*** Opening of Source extract ***

Researchers from the Biodiversity Institute under the State Academy of Sciences have conducted a comprehensive survey of waterbird resources in the winter season of January and February 2023. Covering 63 wetlands, including the Mundok and Kumya migratory bird reserves, as well as international and national sanctuaries, the survey aimed to estimate the number of waterbirds inhabiting major wetlands on the east and west coasts, as well as inland areas of the country.

The survey yielded fascinating results, with over 25,000 waterbirds from approximately 50 different species observed. The white-fronted goose, mallard, spot-billed duck, common goldeneye, common coot, and gull were among the dominant species observed during the survey. Notably, researchers also identified globally-vulnerable species, such as the swan goose, old squaws, common pochards, horned grebes, Manchurian cranes, and white-naped crane.

The Kumya Migratory Bird Reserve, in particular, proved to be a vital habitat for over 210 mute swans, accounting for more than 50% of the regional population. Researchers were pleased to reaffirm the crucial role of the Kumya Migratory Bird Reserve and other wetlands on the east coast of Korea in sustaining the wintering population of mute swans. The results of this survey will help the scientific community in developing further conservation measures to protect these magnificent creatures and the wetland habitats that sustain them.

*** Close of Source extract ***

Exercise description: Rewrite the passage of the waterbird survey text starting at "The Kumya Migratory Bird Reserve, in" and ending at "that sustain them.", replacing "mute swans" with "whooper swans".

*** Opening of Provided records ***

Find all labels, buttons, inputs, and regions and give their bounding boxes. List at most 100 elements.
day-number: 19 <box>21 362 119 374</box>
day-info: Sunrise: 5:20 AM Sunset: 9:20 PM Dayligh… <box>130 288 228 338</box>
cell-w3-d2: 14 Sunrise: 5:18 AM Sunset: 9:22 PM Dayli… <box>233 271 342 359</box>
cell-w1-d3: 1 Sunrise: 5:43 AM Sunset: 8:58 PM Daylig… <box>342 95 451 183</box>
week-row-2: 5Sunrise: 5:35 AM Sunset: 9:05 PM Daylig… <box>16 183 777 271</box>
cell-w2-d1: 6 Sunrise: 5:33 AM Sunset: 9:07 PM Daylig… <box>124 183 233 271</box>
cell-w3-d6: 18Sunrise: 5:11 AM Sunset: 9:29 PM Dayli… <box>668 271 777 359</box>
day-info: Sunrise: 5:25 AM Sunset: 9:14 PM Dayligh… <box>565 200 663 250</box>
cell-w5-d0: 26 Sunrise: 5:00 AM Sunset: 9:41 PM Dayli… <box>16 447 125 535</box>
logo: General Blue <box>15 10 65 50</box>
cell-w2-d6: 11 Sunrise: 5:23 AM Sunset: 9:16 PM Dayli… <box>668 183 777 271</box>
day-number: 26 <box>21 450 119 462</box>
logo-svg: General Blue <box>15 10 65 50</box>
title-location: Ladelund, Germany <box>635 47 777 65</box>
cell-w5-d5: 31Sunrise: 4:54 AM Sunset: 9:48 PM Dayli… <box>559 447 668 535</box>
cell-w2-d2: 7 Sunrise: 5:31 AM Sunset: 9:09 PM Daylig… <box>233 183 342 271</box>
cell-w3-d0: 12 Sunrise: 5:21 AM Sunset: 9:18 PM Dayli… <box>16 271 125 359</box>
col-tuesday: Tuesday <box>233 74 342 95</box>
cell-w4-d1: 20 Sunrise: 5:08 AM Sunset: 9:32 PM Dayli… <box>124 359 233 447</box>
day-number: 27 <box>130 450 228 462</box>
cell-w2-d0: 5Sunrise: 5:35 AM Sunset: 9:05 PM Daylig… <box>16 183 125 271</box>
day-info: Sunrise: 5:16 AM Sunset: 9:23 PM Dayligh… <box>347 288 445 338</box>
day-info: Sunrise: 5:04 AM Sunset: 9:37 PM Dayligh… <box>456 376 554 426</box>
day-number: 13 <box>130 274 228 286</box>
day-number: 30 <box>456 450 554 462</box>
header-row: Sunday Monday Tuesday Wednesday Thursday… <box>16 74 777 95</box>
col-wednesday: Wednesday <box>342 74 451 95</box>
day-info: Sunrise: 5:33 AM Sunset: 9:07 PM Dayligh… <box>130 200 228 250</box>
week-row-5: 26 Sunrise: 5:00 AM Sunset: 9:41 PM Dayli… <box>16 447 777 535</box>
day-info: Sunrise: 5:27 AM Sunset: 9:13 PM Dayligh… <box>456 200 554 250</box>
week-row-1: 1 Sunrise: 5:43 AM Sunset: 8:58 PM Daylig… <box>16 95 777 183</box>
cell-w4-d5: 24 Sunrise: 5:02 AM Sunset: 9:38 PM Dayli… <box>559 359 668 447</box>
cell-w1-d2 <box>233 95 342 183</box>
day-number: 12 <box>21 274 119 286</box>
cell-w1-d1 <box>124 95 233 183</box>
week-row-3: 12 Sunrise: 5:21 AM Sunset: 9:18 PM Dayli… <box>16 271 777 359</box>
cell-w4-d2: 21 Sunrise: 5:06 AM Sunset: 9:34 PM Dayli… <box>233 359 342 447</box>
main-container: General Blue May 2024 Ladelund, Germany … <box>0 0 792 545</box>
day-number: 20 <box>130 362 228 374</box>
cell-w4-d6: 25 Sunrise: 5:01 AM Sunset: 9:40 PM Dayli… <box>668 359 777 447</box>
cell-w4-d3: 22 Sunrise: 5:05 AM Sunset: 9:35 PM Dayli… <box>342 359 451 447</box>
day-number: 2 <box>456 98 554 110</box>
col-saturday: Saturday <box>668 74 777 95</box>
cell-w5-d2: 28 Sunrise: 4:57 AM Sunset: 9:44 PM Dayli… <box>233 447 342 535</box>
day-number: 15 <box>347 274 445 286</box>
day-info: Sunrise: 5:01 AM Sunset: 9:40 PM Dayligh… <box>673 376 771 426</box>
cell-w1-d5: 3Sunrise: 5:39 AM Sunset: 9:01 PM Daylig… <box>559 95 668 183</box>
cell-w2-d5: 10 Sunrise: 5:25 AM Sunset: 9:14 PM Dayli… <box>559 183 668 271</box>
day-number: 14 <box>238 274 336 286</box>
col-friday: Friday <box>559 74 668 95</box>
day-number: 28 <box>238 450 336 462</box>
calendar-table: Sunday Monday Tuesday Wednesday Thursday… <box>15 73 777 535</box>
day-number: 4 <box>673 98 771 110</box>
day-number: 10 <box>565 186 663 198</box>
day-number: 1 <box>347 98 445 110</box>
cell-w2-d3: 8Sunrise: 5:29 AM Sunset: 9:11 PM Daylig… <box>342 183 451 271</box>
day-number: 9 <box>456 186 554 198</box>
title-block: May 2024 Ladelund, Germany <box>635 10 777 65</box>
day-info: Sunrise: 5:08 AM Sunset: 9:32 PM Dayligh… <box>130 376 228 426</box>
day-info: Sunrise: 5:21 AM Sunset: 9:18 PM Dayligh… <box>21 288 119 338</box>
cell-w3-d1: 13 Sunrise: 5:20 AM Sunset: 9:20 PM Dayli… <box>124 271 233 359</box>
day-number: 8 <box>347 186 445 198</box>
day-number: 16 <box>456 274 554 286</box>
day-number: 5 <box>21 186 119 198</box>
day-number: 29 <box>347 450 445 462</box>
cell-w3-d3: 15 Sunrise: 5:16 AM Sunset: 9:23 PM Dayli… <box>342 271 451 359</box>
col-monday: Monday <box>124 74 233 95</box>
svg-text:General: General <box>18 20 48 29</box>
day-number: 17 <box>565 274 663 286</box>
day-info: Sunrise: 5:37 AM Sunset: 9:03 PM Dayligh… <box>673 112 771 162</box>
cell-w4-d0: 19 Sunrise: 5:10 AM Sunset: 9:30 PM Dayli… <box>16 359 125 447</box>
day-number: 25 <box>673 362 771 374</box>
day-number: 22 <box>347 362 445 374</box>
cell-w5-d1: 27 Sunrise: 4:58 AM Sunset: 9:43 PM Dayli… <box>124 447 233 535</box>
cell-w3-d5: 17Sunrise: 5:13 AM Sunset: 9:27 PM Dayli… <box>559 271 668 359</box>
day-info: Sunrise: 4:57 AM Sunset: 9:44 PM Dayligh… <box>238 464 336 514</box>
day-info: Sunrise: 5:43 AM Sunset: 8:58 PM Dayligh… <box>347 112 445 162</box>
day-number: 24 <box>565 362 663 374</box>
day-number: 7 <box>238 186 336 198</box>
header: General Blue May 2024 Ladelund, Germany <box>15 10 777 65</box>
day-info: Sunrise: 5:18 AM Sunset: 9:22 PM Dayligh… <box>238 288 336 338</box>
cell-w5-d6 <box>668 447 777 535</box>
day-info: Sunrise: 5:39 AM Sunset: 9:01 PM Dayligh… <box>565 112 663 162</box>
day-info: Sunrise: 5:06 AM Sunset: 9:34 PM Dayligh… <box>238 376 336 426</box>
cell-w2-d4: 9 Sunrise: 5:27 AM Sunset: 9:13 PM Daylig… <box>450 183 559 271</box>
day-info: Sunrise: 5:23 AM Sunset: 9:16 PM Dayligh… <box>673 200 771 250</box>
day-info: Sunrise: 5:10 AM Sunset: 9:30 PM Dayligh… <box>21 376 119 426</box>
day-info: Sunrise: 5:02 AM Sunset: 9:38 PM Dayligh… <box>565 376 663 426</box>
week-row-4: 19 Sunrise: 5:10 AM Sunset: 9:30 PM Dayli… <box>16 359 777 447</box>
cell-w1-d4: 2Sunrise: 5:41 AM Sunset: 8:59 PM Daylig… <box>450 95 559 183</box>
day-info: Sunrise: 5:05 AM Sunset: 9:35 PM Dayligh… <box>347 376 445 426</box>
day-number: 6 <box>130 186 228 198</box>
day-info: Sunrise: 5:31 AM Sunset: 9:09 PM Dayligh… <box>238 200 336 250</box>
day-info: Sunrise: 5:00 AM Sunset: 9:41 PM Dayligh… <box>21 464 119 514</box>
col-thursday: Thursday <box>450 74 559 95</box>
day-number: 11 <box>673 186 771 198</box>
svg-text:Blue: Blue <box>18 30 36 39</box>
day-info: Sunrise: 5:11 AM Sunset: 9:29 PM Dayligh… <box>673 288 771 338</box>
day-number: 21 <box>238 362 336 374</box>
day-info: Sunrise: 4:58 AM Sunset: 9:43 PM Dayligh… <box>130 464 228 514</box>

*** Close of Provided records ***

Task response:
The Kumya Migratory Bird Reserve, in particular, proved to be a vital habitat for over 210 whooper swans, accounting for more than 50% of the regional population. Researchers were pleased to reaffirm the crucial role of the Kumya Migratory Bird Reserve and other wetlands on the east coast of Korea in sustaining the wintering population of whooper swans. The results of this survey will help the scientific community in developing further conservation measures to protect these magnificent creatures and the wetland habitats that sustain them.